◆ Objective
Would you repeat the listing exactly but omit every picture?

— START OF Supplied information —

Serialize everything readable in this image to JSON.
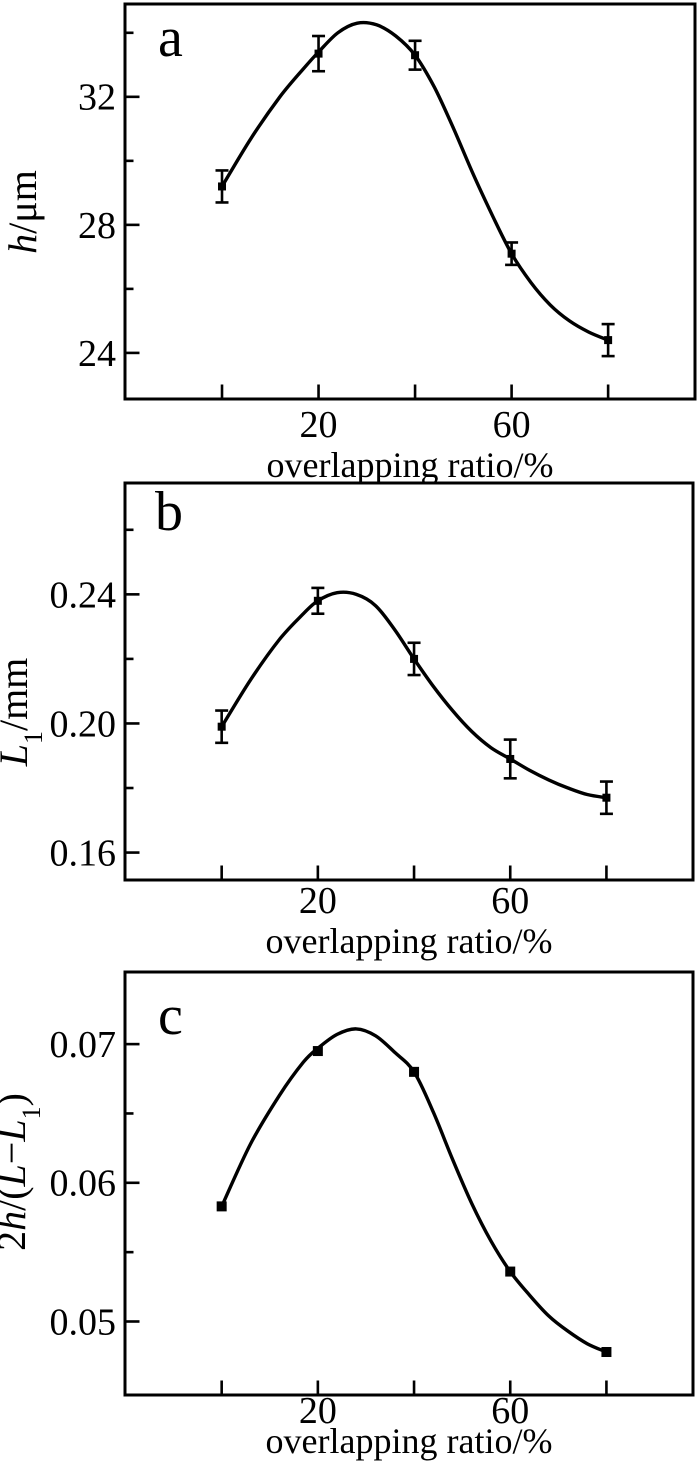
{
  "figure": {
    "background": "#ffffff",
    "ink_color": "#000000",
    "xlabel": "overlapping ratio/%",
    "x_axis_values": [
      0,
      20,
      40,
      60,
      80
    ],
    "x_axis_labeled_values": [
      20,
      60
    ]
  },
  "chart_data": [
    {
      "type": "line",
      "panel_label": "a",
      "xlabel": "overlapping ratio/%",
      "ylabel": "h/μm",
      "ylabel_parts": [
        [
          "i",
          "h"
        ],
        [
          "r",
          "/μm"
        ]
      ],
      "x": [
        0,
        20,
        40,
        60,
        80
      ],
      "y": [
        29.2,
        33.35,
        33.3,
        27.1,
        24.4
      ],
      "yerr": [
        0.5,
        0.55,
        0.45,
        0.35,
        0.5
      ],
      "marker": "square",
      "has_error_bars": true,
      "grid": false,
      "legend": null,
      "xlim": [
        -20.1,
        98
      ],
      "ylim": [
        22.56,
        34.9
      ],
      "yticks": [
        {
          "v": 24,
          "label": "24"
        },
        {
          "v": 28,
          "label": "28"
        },
        {
          "v": 32,
          "label": "32"
        }
      ],
      "yticks_minor": [
        26,
        30,
        34
      ],
      "xticks": [
        {
          "v": 0,
          "label": ""
        },
        {
          "v": 20,
          "label": "20"
        },
        {
          "v": 40,
          "label": ""
        },
        {
          "v": 60,
          "label": "60"
        },
        {
          "v": 80,
          "label": ""
        }
      ],
      "curve": [
        [
          0,
          29.2
        ],
        [
          6,
          30.7
        ],
        [
          12,
          32.0
        ],
        [
          17,
          32.9
        ],
        [
          20,
          33.4
        ],
        [
          24,
          34.0
        ],
        [
          28,
          34.3
        ],
        [
          32,
          34.25
        ],
        [
          36,
          33.9
        ],
        [
          40,
          33.3
        ],
        [
          44,
          32.3
        ],
        [
          48,
          31.0
        ],
        [
          52,
          29.6
        ],
        [
          56,
          28.3
        ],
        [
          60,
          27.1
        ],
        [
          64,
          26.2
        ],
        [
          68,
          25.5
        ],
        [
          72,
          25.0
        ],
        [
          76,
          24.65
        ],
        [
          80,
          24.4
        ]
      ]
    },
    {
      "type": "line",
      "panel_label": "b",
      "xlabel": "overlapping ratio/%",
      "ylabel": "L1/mm",
      "ylabel_parts": [
        [
          "i",
          "L"
        ],
        [
          "sub",
          "1"
        ],
        [
          "r",
          "/mm"
        ]
      ],
      "x": [
        0,
        20,
        40,
        60,
        80
      ],
      "y": [
        0.199,
        0.238,
        0.22,
        0.189,
        0.177
      ],
      "yerr": [
        0.005,
        0.004,
        0.005,
        0.006,
        0.005
      ],
      "marker": "square",
      "has_error_bars": true,
      "grid": false,
      "legend": null,
      "xlim": [
        -20.1,
        98
      ],
      "ylim": [
        0.1515,
        0.2745
      ],
      "yticks": [
        {
          "v": 0.16,
          "label": "0.16"
        },
        {
          "v": 0.2,
          "label": "0.20"
        },
        {
          "v": 0.24,
          "label": "0.24"
        }
      ],
      "yticks_minor": [
        0.18,
        0.22,
        0.26
      ],
      "xticks": [
        {
          "v": 0,
          "label": ""
        },
        {
          "v": 20,
          "label": "20"
        },
        {
          "v": 40,
          "label": ""
        },
        {
          "v": 60,
          "label": "60"
        },
        {
          "v": 80,
          "label": ""
        }
      ],
      "curve": [
        [
          0,
          0.199
        ],
        [
          6,
          0.2135
        ],
        [
          12,
          0.226
        ],
        [
          17,
          0.234
        ],
        [
          20,
          0.238
        ],
        [
          24,
          0.2405
        ],
        [
          28,
          0.24
        ],
        [
          32,
          0.2365
        ],
        [
          36,
          0.229
        ],
        [
          40,
          0.22
        ],
        [
          44,
          0.2115
        ],
        [
          48,
          0.204
        ],
        [
          52,
          0.1975
        ],
        [
          56,
          0.1925
        ],
        [
          60,
          0.189
        ],
        [
          64,
          0.1855
        ],
        [
          68,
          0.1825
        ],
        [
          72,
          0.18
        ],
        [
          76,
          0.178
        ],
        [
          80,
          0.177
        ]
      ]
    },
    {
      "type": "line",
      "panel_label": "c",
      "xlabel": "overlapping ratio/%",
      "ylabel": "2h/(L−L1)",
      "ylabel_parts": [
        [
          "r",
          "2"
        ],
        [
          "i",
          "h"
        ],
        [
          "r",
          "/("
        ],
        [
          "i",
          "L"
        ],
        [
          "r",
          "−"
        ],
        [
          "i",
          "L"
        ],
        [
          "sub",
          "1"
        ],
        [
          "r",
          ")"
        ]
      ],
      "x": [
        0,
        20,
        40,
        60,
        80
      ],
      "y": [
        0.0583,
        0.0695,
        0.068,
        0.0536,
        0.0478
      ],
      "yerr": null,
      "marker": "square",
      "has_error_bars": false,
      "grid": false,
      "legend": null,
      "xlim": [
        -20.1,
        98
      ],
      "ylim": [
        0.0447,
        0.0752
      ],
      "yticks": [
        {
          "v": 0.05,
          "label": "0.05"
        },
        {
          "v": 0.06,
          "label": "0.06"
        },
        {
          "v": 0.07,
          "label": "0.07"
        }
      ],
      "yticks_minor": [
        0.055,
        0.065
      ],
      "xticks": [
        {
          "v": 0,
          "label": ""
        },
        {
          "v": 20,
          "label": "20"
        },
        {
          "v": 40,
          "label": ""
        },
        {
          "v": 60,
          "label": "60"
        },
        {
          "v": 80,
          "label": ""
        }
      ],
      "curve": [
        [
          0,
          0.0583
        ],
        [
          6,
          0.0628
        ],
        [
          12,
          0.0663
        ],
        [
          17,
          0.0687
        ],
        [
          20,
          0.0697
        ],
        [
          24,
          0.0707
        ],
        [
          28,
          0.0711
        ],
        [
          32,
          0.0706
        ],
        [
          36,
          0.0694
        ],
        [
          40,
          0.068
        ],
        [
          44,
          0.0651
        ],
        [
          48,
          0.0617
        ],
        [
          52,
          0.0585
        ],
        [
          56,
          0.0558
        ],
        [
          60,
          0.0536
        ],
        [
          64,
          0.0519
        ],
        [
          68,
          0.0504
        ],
        [
          72,
          0.0493
        ],
        [
          76,
          0.0484
        ],
        [
          80,
          0.0478
        ]
      ]
    }
  ]
}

— END OF Supplied information —

◆ Response
Serialize everything readable in this image to JSON.
{
  "figure": {
    "background": "#ffffff",
    "ink_color": "#000000",
    "xlabel": "overlapping ratio/%",
    "x_axis_values": [
      0,
      20,
      40,
      60,
      80
    ],
    "x_axis_labeled_values": [
      20,
      60
    ]
  },
  "chart_data": [
    {
      "type": "line",
      "panel_label": "a",
      "xlabel": "overlapping ratio/%",
      "ylabel": "h/μm",
      "ylabel_parts": [
        [
          "i",
          "h"
        ],
        [
          "r",
          "/μm"
        ]
      ],
      "x": [
        0,
        20,
        40,
        60,
        80
      ],
      "y": [
        29.2,
        33.35,
        33.3,
        27.1,
        24.4
      ],
      "yerr": [
        0.5,
        0.55,
        0.45,
        0.35,
        0.5
      ],
      "marker": "square",
      "has_error_bars": true,
      "grid": false,
      "legend": null,
      "xlim": [
        -20.1,
        98
      ],
      "ylim": [
        22.56,
        34.9
      ],
      "yticks": [
        {
          "v": 24,
          "label": "24"
        },
        {
          "v": 28,
          "label": "28"
        },
        {
          "v": 32,
          "label": "32"
        }
      ],
      "yticks_minor": [
        26,
        30,
        34
      ],
      "xticks": [
        {
          "v": 0,
          "label": ""
        },
        {
          "v": 20,
          "label": "20"
        },
        {
          "v": 40,
          "label": ""
        },
        {
          "v": 60,
          "label": "60"
        },
        {
          "v": 80,
          "label": ""
        }
      ],
      "curve": [
        [
          0,
          29.2
        ],
        [
          6,
          30.7
        ],
        [
          12,
          32.0
        ],
        [
          17,
          32.9
        ],
        [
          20,
          33.4
        ],
        [
          24,
          34.0
        ],
        [
          28,
          34.3
        ],
        [
          32,
          34.25
        ],
        [
          36,
          33.9
        ],
        [
          40,
          33.3
        ],
        [
          44,
          32.3
        ],
        [
          48,
          31.0
        ],
        [
          52,
          29.6
        ],
        [
          56,
          28.3
        ],
        [
          60,
          27.1
        ],
        [
          64,
          26.2
        ],
        [
          68,
          25.5
        ],
        [
          72,
          25.0
        ],
        [
          76,
          24.65
        ],
        [
          80,
          24.4
        ]
      ]
    },
    {
      "type": "line",
      "panel_label": "b",
      "xlabel": "overlapping ratio/%",
      "ylabel": "L1/mm",
      "ylabel_parts": [
        [
          "i",
          "L"
        ],
        [
          "sub",
          "1"
        ],
        [
          "r",
          "/mm"
        ]
      ],
      "x": [
        0,
        20,
        40,
        60,
        80
      ],
      "y": [
        0.199,
        0.238,
        0.22,
        0.189,
        0.177
      ],
      "yerr": [
        0.005,
        0.004,
        0.005,
        0.006,
        0.005
      ],
      "marker": "square",
      "has_error_bars": true,
      "grid": false,
      "legend": null,
      "xlim": [
        -20.1,
        98
      ],
      "ylim": [
        0.1515,
        0.2745
      ],
      "yticks": [
        {
          "v": 0.16,
          "label": "0.16"
        },
        {
          "v": 0.2,
          "label": "0.20"
        },
        {
          "v": 0.24,
          "label": "0.24"
        }
      ],
      "yticks_minor": [
        0.18,
        0.22,
        0.26
      ],
      "xticks": [
        {
          "v": 0,
          "label": ""
        },
        {
          "v": 20,
          "label": "20"
        },
        {
          "v": 40,
          "label": ""
        },
        {
          "v": 60,
          "label": "60"
        },
        {
          "v": 80,
          "label": ""
        }
      ],
      "curve": [
        [
          0,
          0.199
        ],
        [
          6,
          0.2135
        ],
        [
          12,
          0.226
        ],
        [
          17,
          0.234
        ],
        [
          20,
          0.238
        ],
        [
          24,
          0.2405
        ],
        [
          28,
          0.24
        ],
        [
          32,
          0.2365
        ],
        [
          36,
          0.229
        ],
        [
          40,
          0.22
        ],
        [
          44,
          0.2115
        ],
        [
          48,
          0.204
        ],
        [
          52,
          0.1975
        ],
        [
          56,
          0.1925
        ],
        [
          60,
          0.189
        ],
        [
          64,
          0.1855
        ],
        [
          68,
          0.1825
        ],
        [
          72,
          0.18
        ],
        [
          76,
          0.178
        ],
        [
          80,
          0.177
        ]
      ]
    },
    {
      "type": "line",
      "panel_label": "c",
      "xlabel": "overlapping ratio/%",
      "ylabel": "2h/(L−L1)",
      "ylabel_parts": [
        [
          "r",
          "2"
        ],
        [
          "i",
          "h"
        ],
        [
          "r",
          "/("
        ],
        [
          "i",
          "L"
        ],
        [
          "r",
          "−"
        ],
        [
          "i",
          "L"
        ],
        [
          "sub",
          "1"
        ],
        [
          "r",
          ")"
        ]
      ],
      "x": [
        0,
        20,
        40,
        60,
        80
      ],
      "y": [
        0.0583,
        0.0695,
        0.068,
        0.0536,
        0.0478
      ],
      "yerr": null,
      "marker": "square",
      "has_error_bars": false,
      "grid": false,
      "legend": null,
      "xlim": [
        -20.1,
        98
      ],
      "ylim": [
        0.0447,
        0.0752
      ],
      "yticks": [
        {
          "v": 0.05,
          "label": "0.05"
        },
        {
          "v": 0.06,
          "label": "0.06"
        },
        {
          "v": 0.07,
          "label": "0.07"
        }
      ],
      "yticks_minor": [
        0.055,
        0.065
      ],
      "xticks": [
        {
          "v": 0,
          "label": ""
        },
        {
          "v": 20,
          "label": "20"
        },
        {
          "v": 40,
          "label": ""
        },
        {
          "v": 60,
          "label": "60"
        },
        {
          "v": 80,
          "label": ""
        }
      ],
      "curve": [
        [
          0,
          0.0583
        ],
        [
          6,
          0.0628
        ],
        [
          12,
          0.0663
        ],
        [
          17,
          0.0687
        ],
        [
          20,
          0.0697
        ],
        [
          24,
          0.0707
        ],
        [
          28,
          0.0711
        ],
        [
          32,
          0.0706
        ],
        [
          36,
          0.0694
        ],
        [
          40,
          0.068
        ],
        [
          44,
          0.0651
        ],
        [
          48,
          0.0617
        ],
        [
          52,
          0.0585
        ],
        [
          56,
          0.0558
        ],
        [
          60,
          0.0536
        ],
        [
          64,
          0.0519
        ],
        [
          68,
          0.0504
        ],
        [
          72,
          0.0493
        ],
        [
          76,
          0.0484
        ],
        [
          80,
          0.0478
        ]
      ]
    }
  ]
}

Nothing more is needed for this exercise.